> Aim
Your answer must consist solely of the number of lines that contain the word "Article".

[Items from a data source]
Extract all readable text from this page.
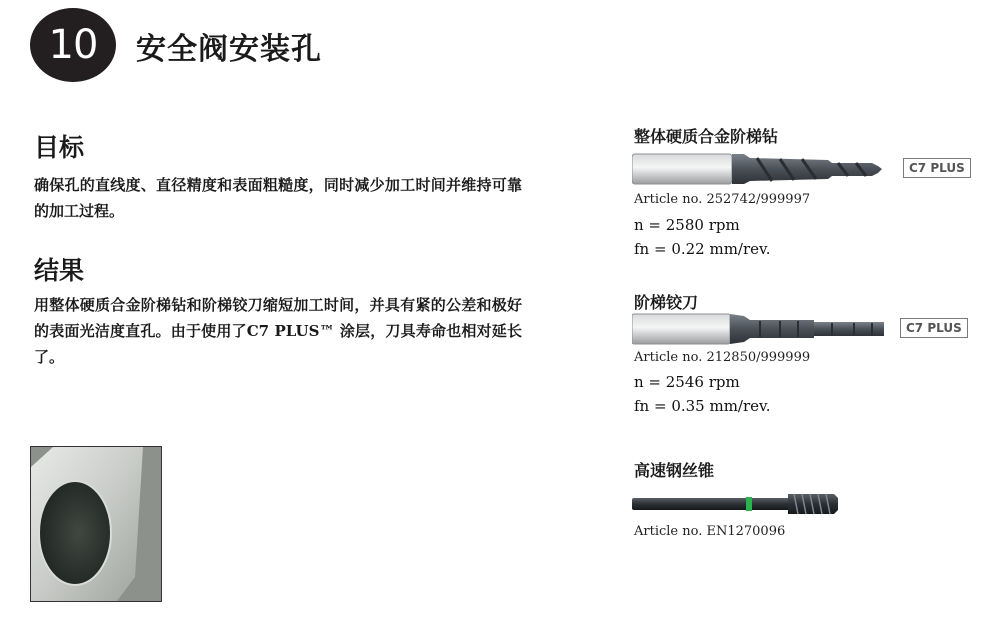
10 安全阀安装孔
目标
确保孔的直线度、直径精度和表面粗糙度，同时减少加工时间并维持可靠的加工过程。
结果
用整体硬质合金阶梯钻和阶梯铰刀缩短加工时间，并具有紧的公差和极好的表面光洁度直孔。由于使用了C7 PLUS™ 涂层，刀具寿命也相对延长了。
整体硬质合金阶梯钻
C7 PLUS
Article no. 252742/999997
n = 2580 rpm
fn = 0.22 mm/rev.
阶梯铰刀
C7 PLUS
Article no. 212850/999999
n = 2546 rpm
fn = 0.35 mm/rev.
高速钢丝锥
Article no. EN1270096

--

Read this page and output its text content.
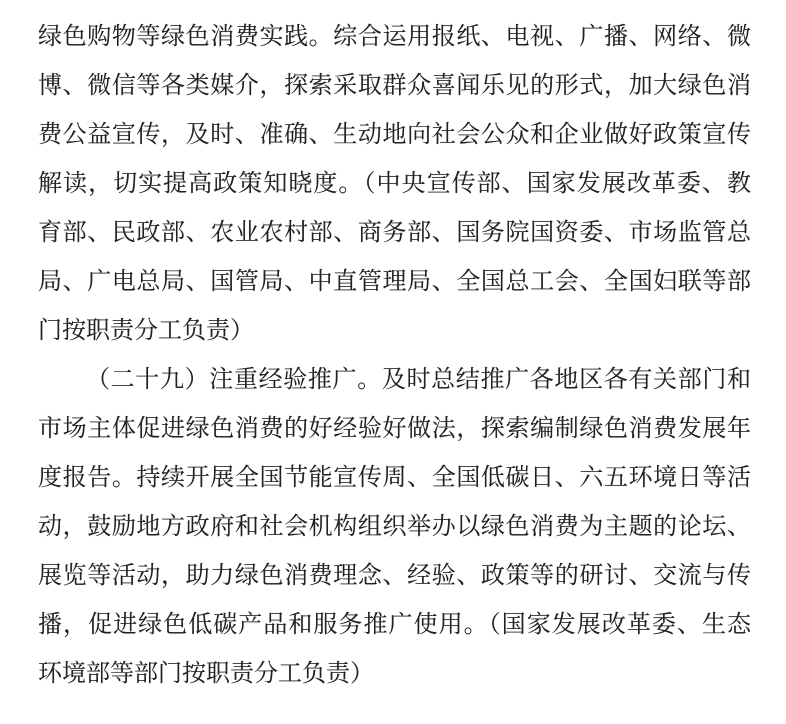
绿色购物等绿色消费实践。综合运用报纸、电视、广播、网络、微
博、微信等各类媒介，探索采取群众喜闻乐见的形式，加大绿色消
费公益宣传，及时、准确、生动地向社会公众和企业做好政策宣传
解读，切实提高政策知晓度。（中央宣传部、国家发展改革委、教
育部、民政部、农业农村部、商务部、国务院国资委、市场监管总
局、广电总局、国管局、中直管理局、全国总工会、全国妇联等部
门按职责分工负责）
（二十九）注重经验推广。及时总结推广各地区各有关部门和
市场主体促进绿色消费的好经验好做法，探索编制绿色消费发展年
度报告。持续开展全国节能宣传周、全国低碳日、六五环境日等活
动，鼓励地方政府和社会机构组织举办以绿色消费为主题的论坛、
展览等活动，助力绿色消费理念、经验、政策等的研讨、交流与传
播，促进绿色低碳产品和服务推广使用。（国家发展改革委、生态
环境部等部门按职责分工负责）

> Answer to the exercise
3